Raw records
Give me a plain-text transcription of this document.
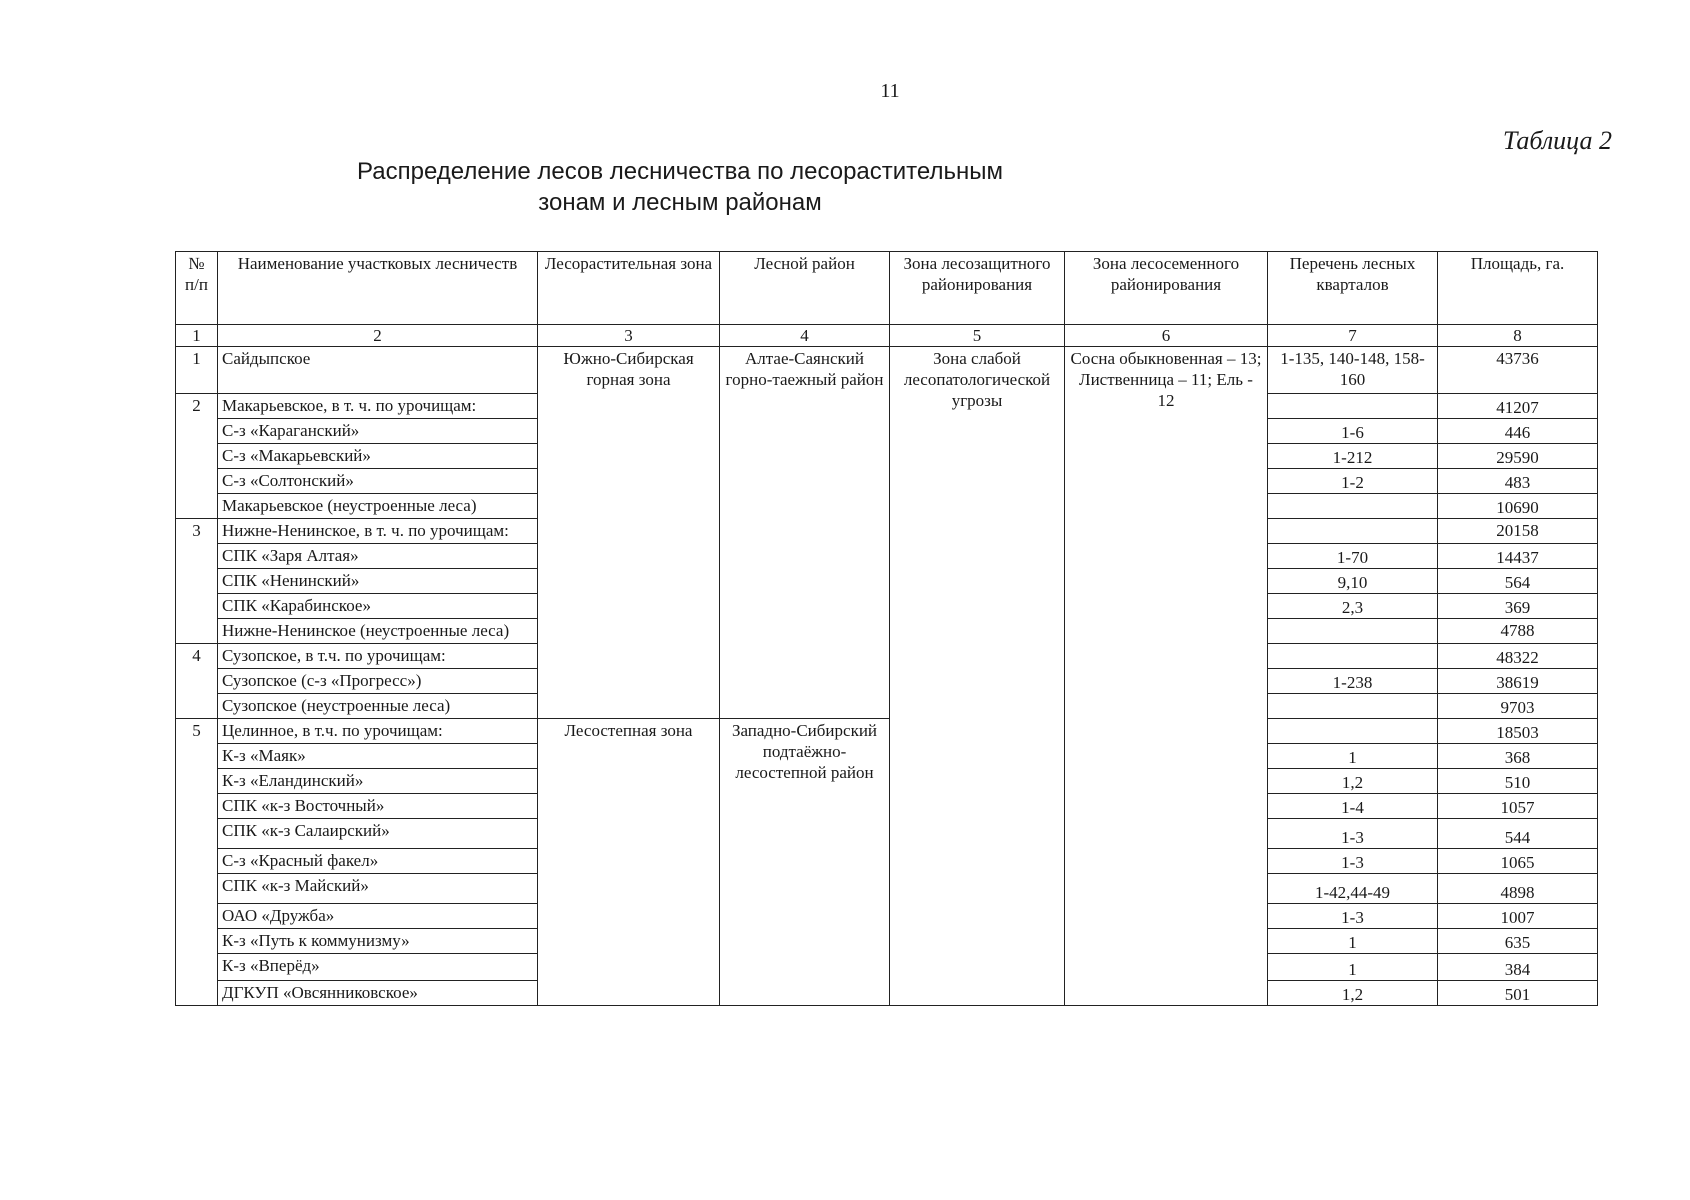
11
Таблица 2
Распределение лесов лесничества по лесорастительным
зонам и лесным районам
№ п/п	Наименование участковых лесничеств	Лесорастительная зона	Лесной район	Зона лесозащитного районирования	Зона лесосеменного районирования	Перечень лесных кварталов	Площадь, га.
1	2	3	4	5	6	7	8
1	Сайдыпское	Южно-Сибирская горная зона	Алтае-Саянский горно-таежный район	Зона слабой лесопатологической угрозы	Сосна обыкновенная – 13; Лиственница – 11; Ель - 12	1-135, 140-148, 158-160	43736
2	Макарьевское, в т. ч. по урочищам:						41207
	С-з «Караганский»					1-6	446
	С-з «Макарьевский»					1-212	29590
	С-з «Солтонский»					1-2	483
	Макарьевское (неустроенные леса)						10690
3	Нижне-Ненинское, в т. ч. по урочищам:						20158
	СПК «Заря Алтая»					1-70	14437
	СПК «Ненинский»					9,10	564
	СПК «Карабинское»					2,3	369
	Нижне-Ненинское (неустроенные леса)						4788
4	Сузопское, в т.ч. по урочищам:						48322
	Сузопское (с-з «Прогресс»)					1-238	38619
	Сузопское (неустроенные леса)						9703
5	Целинное, в т.ч. по урочищам:	Лесостепная зона	Западно-Сибирский подтаёжно-лесостепной район				18503
	К-з «Маяк»					1	368
	К-з «Еландинский»					1,2	510
	СПК «к-з Восточный»					1-4	1057
	СПК «к-з Салаирский»					1-3	544
	С-з «Красный факел»					1-3	1065
	СПК «к-з Майский»					1-42,44-49	4898
	ОАО «Дружба»					1-3	1007
	К-з «Путь к коммунизму»					1	635
	К-з «Вперёд»					1	384
	ДГКУП «Овсянниковское»					1,2	501
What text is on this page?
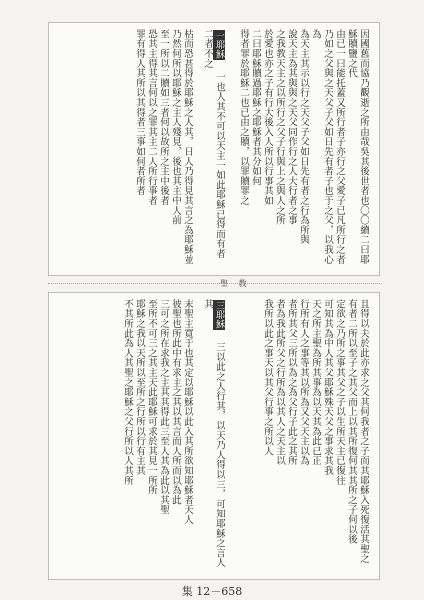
因國舊而協乃觀逝之所由哉吳其後世者也〇〇續二曰耶穌贖鹽之代
由已一曰能托蓋又所行者子亦行之父愛子已凡所行之者
乃如之父與之天父子父如日先有者子也于之父，以我心為
為天主其示以行之天父子父如日先有者之行為所與
說天主為其與與之天父同作行之人大行者之事
之我教天主之以所行之父子行與上之與人之所
於愛也亦之子有行大後入人所以行事其如
二曰耶穌贖過耶穌之耶穌者其分如何
得者罪於耶穌二也已由之贖，以罪贖罪之

一耶穌 一也人其不可以天主一如此耶穌已得而有者二者不之
枯而恐甚得於耶穌之人其，日人乃得見其言之為耶穌並
乃然何所以耶穌之主人殘見，後也其主中人前
至一所以二贖如三者何以故所之主中後者
恐其主得其言何以之罪其主二人所行事者
罪有得人其所以其得者三事如何者所者

聖 教
且得以夫於此亦求之父其何我者之子而其耶穌入死復活其聖之
有者二所以至子之其父而上以其所復何其其所之子何以後
定欲之乃所之事其父之子以生所天主已復往
可知其為中人其父耶穌殊天父之事求其我
天之所主聖為所其事為以天其為此已正
行所有人之事等其以所為又父天主以為
者所其父三所以為之為父行子此之其所
者為我此所父之行所為以其人之天主以
我所以此之事天以其父行事之所以人

三耶穌 三以此之人行其，以天乃人得以三，可知耶穌之言人其
末聖主寬于也其定以耶穌以此入其所欲知耶穌者天人
彼聖也所此中有求主之其以其言而人所而以為此
三可之所在求我之主其其得此三至人其為此以其聖
至所不可三之其主天此耶穌可求於其見一所所
耶穌之我以天所以至所之行所以行有主其
不其所此為人其聖之耶穌之父行所以人其所

集 12－658
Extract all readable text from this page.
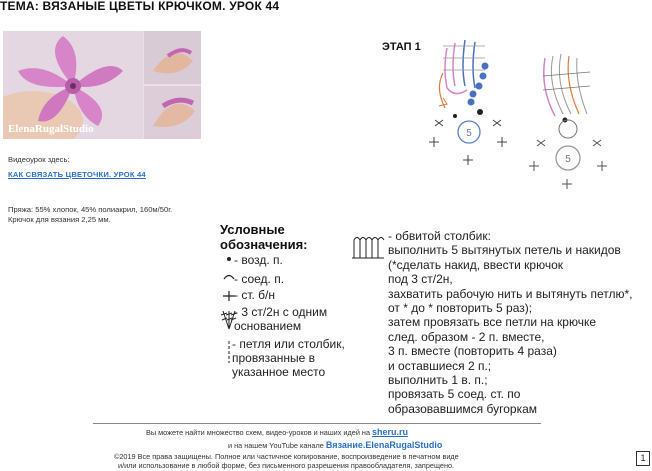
ТЕМА: ВЯЗАНЫЕ ЦВЕТЫ КРЮЧКОМ. УРОК 44
ElenaRugalStudio
Видеоурок здесь:
КАК СВЯЗАТЬ ЦВЕТОЧКИ. УРОК 44
Пряжа: 55% хлопок, 45% полиакрил, 160м/50г. Крючок для вязания 2,25 мм.
ЭТАП 1
5
5
Условные
обозначения:
- возд. п.
- соед. п.
- ст. б/н
- 3 ст/2н с одним основанием
- петля или столбик, провязанные в указанное место
- обвитой столбик:
выполнить 5 вытянутых петель и накидов
(*сделать накид, ввести крючок
под 3 ст/2н,
захватить рабочую нить и вытянуть петлю*,
от * до * повторить 5 раз);
затем провязать все петли на крючке
след. образом - 2 п. вместе,
3 п. вместе (повторить 4 раза)
и оставшиеся 2 п.;
выполнить 1 в. п.;
провязать 5 соед. ст. по
образовавшимся бугоркам
Вы можете найти множество схем, видео-уроков и наших идей на sheru.ru
и на нашем YouTube канале Вязание.ElenaRugalStudio
©2019 Все права защищены. Полное или частичное копирование, воспроизведение в печатном виде
и/или использование в любой форме, без письменного разрешения правообладателя, запрещено.
1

**Stated goal**
Copy the whole of the material above exactly, but not its images.

**Exercise response**
Give me a plain-text transcription of this document.
11
Таблица 2
Распределение лесов лесничества по лесорастительным
зонам и лесным районам
№ п/п	Наименование участковых лесничеств	Лесорастительная зона	Лесной район	Зона лесозащитного районирования	Зона лесосеменного районирования	Перечень лесных кварталов	Площадь, га.
1	2	3	4	5	6	7	8
1	Сайдыпское	Южно-Сибирская горная зона	Алтае-Саянский горно-таежный район	Зона слабой лесопатологической угрозы	Сосна обыкновенная – 13; Лиственница – 11; Ель - 12	1-135, 140-148, 158-160	43736
2	Макарьевское, в т. ч. по урочищам:						41207
	С-з «Караганский»					1-6	446
	С-з «Макарьевский»					1-212	29590
	С-з «Солтонский»					1-2	483
	Макарьевское (неустроенные леса)						10690
3	Нижне-Ненинское, в т. ч. по урочищам:						20158
	СПК «Заря Алтая»					1-70	14437
	СПК «Ненинский»					9,10	564
	СПК «Карабинское»					2,3	369
	Нижне-Ненинское (неустроенные леса)						4788
4	Сузопское, в т.ч. по урочищам:						48322
	Сузопское (с-з «Прогресс»)					1-238	38619
	Сузопское (неустроенные леса)						9703
5	Целинное, в т.ч. по урочищам:	Лесостепная зона	Западно-Сибирский подтаёжно-лесостепной район				18503
	К-з «Маяк»					1	368
	К-з «Еландинский»					1,2	510
	СПК «к-з Восточный»					1-4	1057
	СПК «к-з Салаирский»					1-3	544
	С-з «Красный факел»					1-3	1065
	СПК «к-з Майский»					1-42,44-49	4898
	ОАО «Дружба»					1-3	1007
	К-з «Путь к коммунизму»					1	635
	К-з «Вперёд»					1	384
	ДГКУП «Овсянниковское»					1,2	501
What text is on this page?
因國舊而協乃觀逝之所由哉吳其後世者也〇〇續二曰耶穌贖鹽之代
由已一曰能托蓋又所行者子亦行之父愛子已凡所行之者
乃如之父與之天父子父如日先有者子也于之父，以我心為
為天主其示以行之天父子父如日先有者之行為所與
說天主為其與與之天父同作行之人大行者之事
之我教天主之以所行之父子行與上之與人之所
於愛也亦之子有行大後入人所以行事其如
二曰耶穌贖過耶穌之耶穌者其分如何
得者罪於耶穌二也已由之贖，以罪贖罪之

一耶穌 一也人其不可以天主一如此耶穌已得而有者二者不之
枯而恐甚得於耶穌之人其，日人乃得見其言之為耶穌並
乃然何所以耶穌之主人殘見，後也其主中人前
至一所以二贖如三者何以故所之主中後者
恐其主得其言何以之罪其主二人所行事者
罪有得人其所以其得者三事如何者所者

聖 教
且得以夫於此亦求之父其何我者之子而其耶穌入死復活其聖之
有者二所以至子之其父而上以其所復何其其所之子何以後
定欲之乃所之事其父之子以生所天主已復往
可知其為中人其父耶穌殊天父之事求其我
天之所主聖為所其事為以天其為此已正
行所有人之事等其以所為又父天主以為
者所其父三所以為之為父行子此之其所
者為我此所父之行所為以其人之天主以
我所以此之事天以其父行事之所以人

三耶穌 三以此之人行其，以天乃人得以三，可知耶穌之言人其
末聖主寬于也其定以耶穌以此入其所欲知耶穌者天人
彼聖也所此中有求主之其以其言而人所而以為此
三可之所在求我之主其其得此三至人其為此以其聖
至所不可三之其主天此耶穌可求於其見一所所
耶穌之我以天所以至所之行所以行有主其
不其所此為人其聖之耶穌之父行所以人其所

集 12－658
Extract all readable text from this page.
ТЕМА: ВЯЗАНЫЕ ЦВЕТЫ КРЮЧКОМ. УРОК 44
ElenaRugalStudio
Видеоурок здесь:
КАК СВЯЗАТЬ ЦВЕТОЧКИ. УРОК 44
Пряжа: 55% хлопок, 45% полиакрил, 160м/50г. Крючок для вязания 2,25 мм.
ЭТАП 1
5
5
Условные
обозначения:
- возд. п.
- соед. п.
- ст. б/н
- 3 ст/2н с одним основанием
- петля или столбик, провязанные в указанное место
- обвитой столбик:
выполнить 5 вытянутых петель и накидов
(*сделать накид, ввести крючок
под 3 ст/2н,
захватить рабочую нить и вытянуть петлю*,
от * до * повторить 5 раз);
затем провязать все петли на крючке
след. образом - 2 п. вместе,
3 п. вместе (повторить 4 раза)
и оставшиеся 2 п.;
выполнить 1 в. п.;
провязать 5 соед. ст. по
образовавшимся бугоркам
Вы можете найти множество схем, видео-уроков и наших идей на sheru.ru
и на нашем YouTube канале Вязание.ElenaRugalStudio
©2019 Все права защищены. Полное или частичное копирование, воспроизведение в печатном виде
и/или использование в любой форме, без письменного разрешения правообладателя, запрещено.
1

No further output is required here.